▶ **CHALLENGE**: Identify each line below that contains the word "this", and copy it out.

═══ EXCERPTED RECORDS ═══

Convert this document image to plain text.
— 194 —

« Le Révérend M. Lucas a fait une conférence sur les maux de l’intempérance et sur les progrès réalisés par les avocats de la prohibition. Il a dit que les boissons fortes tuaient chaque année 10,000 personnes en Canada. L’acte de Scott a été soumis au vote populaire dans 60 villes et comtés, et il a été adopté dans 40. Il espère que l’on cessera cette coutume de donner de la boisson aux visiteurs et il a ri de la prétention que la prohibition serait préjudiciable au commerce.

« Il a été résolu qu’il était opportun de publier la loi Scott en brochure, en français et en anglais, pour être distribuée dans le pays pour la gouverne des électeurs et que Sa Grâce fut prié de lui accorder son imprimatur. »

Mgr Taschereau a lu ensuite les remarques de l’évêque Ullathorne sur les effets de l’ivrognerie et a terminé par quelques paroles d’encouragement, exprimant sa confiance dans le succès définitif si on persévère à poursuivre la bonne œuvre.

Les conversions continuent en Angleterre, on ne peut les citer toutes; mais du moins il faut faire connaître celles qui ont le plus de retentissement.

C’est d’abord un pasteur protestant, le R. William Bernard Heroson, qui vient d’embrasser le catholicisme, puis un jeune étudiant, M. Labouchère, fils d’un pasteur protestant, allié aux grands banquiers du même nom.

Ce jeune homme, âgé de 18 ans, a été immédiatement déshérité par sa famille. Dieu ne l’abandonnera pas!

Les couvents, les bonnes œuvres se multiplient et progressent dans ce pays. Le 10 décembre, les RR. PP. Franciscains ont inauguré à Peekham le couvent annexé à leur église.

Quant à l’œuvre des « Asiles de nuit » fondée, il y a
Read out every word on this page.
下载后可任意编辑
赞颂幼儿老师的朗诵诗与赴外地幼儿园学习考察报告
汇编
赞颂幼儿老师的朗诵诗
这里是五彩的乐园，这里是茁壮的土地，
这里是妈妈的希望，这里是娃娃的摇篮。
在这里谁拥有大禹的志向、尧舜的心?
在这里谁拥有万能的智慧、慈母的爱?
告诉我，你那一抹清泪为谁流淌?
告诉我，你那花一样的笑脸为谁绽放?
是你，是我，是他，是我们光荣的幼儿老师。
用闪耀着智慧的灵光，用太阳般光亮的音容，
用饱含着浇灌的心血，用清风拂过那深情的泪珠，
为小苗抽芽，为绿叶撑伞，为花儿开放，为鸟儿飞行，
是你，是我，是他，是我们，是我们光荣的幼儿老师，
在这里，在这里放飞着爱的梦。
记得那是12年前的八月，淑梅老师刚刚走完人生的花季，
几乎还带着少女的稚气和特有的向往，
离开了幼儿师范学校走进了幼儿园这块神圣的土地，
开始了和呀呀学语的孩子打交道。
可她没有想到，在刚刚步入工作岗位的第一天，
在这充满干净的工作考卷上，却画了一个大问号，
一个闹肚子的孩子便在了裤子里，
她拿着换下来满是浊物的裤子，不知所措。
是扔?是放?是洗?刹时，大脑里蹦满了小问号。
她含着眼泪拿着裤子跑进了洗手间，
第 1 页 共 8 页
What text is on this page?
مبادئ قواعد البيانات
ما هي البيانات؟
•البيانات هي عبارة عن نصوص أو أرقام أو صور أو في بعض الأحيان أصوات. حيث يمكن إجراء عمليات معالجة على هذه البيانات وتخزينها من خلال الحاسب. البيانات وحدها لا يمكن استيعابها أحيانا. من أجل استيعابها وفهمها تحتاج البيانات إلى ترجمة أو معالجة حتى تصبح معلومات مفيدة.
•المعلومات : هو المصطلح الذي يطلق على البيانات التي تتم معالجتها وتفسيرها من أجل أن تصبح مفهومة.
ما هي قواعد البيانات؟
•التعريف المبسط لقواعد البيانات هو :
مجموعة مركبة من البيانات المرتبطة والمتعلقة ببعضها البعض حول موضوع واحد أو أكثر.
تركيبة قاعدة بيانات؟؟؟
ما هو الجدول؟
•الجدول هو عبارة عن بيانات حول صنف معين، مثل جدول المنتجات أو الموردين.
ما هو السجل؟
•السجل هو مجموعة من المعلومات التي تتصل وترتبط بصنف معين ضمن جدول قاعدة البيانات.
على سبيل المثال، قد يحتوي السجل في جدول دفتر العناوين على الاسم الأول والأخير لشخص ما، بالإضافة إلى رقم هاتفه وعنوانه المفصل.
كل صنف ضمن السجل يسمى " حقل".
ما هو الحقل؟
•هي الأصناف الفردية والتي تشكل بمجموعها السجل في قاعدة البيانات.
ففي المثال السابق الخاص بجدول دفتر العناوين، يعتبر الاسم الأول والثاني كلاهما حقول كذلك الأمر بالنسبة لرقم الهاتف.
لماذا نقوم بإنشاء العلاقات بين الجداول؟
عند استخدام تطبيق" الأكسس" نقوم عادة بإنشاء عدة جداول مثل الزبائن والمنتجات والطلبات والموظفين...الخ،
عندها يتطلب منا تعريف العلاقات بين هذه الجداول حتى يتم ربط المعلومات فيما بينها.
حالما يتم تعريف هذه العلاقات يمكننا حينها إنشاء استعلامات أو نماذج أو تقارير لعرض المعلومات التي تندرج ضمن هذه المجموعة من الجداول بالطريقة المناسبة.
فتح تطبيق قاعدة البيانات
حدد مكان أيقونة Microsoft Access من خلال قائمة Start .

═══

▶ **SOLUTION TO THE PROBLEM**:
Convert this document image to plain text.
Read out every word on this page.
What text is on this page?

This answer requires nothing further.